-- Begin RECORDS SUPPLIED --
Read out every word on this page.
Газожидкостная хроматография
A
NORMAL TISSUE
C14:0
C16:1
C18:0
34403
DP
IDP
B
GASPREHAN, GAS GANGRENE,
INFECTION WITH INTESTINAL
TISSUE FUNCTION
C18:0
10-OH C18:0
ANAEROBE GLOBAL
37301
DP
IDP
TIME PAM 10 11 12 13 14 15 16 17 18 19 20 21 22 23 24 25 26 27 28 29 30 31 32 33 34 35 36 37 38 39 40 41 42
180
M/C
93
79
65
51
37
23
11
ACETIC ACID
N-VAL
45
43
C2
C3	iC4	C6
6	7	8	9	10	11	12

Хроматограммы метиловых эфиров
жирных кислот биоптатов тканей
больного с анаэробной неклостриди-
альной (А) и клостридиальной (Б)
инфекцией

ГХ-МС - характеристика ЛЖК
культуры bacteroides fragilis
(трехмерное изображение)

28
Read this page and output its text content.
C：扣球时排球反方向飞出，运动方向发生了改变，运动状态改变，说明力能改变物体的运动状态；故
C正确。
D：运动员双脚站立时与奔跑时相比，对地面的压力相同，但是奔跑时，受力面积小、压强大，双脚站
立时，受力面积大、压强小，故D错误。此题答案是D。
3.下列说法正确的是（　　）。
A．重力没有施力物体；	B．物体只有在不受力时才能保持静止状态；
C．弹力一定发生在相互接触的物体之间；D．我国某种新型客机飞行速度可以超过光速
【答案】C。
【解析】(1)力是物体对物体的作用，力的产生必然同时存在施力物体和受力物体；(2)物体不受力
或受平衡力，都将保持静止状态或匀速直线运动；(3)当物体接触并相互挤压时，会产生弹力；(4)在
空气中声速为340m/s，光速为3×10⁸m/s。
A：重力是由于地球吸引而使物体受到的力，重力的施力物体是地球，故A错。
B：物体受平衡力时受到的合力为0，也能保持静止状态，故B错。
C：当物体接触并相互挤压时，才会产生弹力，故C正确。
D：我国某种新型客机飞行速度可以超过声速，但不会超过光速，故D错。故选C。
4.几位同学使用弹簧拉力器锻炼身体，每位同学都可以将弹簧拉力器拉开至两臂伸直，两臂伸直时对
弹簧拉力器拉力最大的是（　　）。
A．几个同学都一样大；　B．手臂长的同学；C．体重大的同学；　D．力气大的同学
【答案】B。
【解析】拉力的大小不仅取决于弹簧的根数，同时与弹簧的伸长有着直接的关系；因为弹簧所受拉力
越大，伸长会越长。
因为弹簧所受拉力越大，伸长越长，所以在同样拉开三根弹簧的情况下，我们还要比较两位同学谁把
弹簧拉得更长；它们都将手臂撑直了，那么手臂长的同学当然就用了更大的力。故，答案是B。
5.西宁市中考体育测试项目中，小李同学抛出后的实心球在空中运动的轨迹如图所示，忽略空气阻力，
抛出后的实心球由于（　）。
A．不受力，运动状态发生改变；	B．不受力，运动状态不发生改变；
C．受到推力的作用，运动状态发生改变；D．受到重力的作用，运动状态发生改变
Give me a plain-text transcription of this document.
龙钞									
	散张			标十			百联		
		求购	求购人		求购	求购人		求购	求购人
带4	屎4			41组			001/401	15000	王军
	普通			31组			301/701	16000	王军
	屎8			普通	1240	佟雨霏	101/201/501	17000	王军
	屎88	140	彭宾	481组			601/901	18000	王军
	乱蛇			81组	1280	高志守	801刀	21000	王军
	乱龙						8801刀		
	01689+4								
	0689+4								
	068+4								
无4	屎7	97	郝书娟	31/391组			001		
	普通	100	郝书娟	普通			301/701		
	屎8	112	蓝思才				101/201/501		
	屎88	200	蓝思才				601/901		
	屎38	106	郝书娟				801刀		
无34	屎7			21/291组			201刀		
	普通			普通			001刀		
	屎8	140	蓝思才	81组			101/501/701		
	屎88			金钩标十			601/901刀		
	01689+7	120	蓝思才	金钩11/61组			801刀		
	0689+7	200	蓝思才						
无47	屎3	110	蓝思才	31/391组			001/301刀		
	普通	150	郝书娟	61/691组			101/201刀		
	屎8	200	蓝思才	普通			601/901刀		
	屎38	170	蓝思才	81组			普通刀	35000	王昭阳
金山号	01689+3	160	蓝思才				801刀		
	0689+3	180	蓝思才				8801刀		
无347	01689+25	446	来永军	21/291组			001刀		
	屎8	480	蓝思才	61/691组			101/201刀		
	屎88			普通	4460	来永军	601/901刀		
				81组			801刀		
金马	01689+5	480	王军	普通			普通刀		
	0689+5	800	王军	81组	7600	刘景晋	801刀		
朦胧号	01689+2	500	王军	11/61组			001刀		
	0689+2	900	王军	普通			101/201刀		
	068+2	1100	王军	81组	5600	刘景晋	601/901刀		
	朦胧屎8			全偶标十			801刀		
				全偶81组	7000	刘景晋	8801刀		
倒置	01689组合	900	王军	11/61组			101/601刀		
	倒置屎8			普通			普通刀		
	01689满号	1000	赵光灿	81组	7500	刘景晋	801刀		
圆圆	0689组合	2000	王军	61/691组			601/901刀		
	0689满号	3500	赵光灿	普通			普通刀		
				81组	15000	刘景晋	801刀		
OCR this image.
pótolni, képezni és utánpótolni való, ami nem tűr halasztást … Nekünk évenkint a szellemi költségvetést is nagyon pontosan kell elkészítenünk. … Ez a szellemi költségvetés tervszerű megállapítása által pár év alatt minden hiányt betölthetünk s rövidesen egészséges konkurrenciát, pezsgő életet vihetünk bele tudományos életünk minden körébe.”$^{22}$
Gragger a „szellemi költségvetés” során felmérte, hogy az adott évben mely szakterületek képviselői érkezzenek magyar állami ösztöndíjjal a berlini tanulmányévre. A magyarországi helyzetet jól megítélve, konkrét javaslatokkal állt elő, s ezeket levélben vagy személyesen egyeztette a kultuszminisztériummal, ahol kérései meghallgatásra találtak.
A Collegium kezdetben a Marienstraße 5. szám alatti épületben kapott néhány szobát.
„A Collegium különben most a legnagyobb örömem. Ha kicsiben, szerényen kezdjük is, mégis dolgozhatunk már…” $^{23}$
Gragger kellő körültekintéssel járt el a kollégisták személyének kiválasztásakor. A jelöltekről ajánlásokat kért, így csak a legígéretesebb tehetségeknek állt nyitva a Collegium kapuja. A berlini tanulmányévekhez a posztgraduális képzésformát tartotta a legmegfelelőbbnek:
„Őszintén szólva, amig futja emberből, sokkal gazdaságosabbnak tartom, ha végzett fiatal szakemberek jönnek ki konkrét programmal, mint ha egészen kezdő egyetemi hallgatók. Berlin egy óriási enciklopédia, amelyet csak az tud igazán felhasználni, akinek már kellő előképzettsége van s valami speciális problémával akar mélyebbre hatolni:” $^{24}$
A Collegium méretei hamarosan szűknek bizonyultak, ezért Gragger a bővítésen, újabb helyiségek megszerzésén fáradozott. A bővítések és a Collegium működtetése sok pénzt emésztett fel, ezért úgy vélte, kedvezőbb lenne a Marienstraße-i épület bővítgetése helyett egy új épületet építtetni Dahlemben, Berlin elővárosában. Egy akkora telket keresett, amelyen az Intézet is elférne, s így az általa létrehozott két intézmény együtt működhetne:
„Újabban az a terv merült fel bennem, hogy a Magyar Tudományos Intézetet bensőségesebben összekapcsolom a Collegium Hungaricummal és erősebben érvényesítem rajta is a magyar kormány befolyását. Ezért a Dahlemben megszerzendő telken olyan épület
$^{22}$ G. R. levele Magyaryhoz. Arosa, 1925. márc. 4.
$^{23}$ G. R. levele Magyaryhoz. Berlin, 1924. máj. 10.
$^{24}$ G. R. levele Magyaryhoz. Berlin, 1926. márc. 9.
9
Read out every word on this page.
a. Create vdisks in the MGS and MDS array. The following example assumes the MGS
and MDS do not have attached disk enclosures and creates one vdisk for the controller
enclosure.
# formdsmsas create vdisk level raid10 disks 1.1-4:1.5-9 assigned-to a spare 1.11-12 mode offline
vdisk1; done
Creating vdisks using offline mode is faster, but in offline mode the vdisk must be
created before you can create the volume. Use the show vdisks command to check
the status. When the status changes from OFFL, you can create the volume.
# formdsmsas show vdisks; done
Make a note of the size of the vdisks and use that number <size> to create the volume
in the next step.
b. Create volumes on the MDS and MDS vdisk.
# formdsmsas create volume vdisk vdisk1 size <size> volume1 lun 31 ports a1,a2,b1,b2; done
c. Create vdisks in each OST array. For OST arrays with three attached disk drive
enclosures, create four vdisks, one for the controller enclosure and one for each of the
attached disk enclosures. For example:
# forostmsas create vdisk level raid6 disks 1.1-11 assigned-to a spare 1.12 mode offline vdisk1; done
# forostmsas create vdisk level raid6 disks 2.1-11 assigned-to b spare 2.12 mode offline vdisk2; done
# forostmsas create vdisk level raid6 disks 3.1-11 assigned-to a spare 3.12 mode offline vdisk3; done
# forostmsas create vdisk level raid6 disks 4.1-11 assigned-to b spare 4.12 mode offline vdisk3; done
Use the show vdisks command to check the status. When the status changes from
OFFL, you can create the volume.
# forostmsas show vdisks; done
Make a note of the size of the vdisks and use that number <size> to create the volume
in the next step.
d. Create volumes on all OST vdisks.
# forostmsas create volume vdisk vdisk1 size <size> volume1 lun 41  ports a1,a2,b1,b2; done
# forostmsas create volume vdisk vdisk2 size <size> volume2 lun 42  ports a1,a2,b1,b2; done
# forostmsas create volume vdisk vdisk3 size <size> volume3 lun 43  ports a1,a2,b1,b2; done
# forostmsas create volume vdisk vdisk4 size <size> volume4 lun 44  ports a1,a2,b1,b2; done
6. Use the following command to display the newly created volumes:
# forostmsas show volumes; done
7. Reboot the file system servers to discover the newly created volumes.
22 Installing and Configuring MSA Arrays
-- End RECORDS SUPPLIED --
EXERCISE DETAILS
Check each line of the records for the word "formdsmsas" and extract those that contain it.

REPLY
# formdsmsas create vdisk level raid10 disks 1.1-4:1.5-9 assigned-to a spare 1.11-12 mode offline
# formdsmsas show vdisks; done
# formdsmsas create volume vdisk vdisk1 size <size> volume1 lun 31 ports a1,a2,b1,b2; done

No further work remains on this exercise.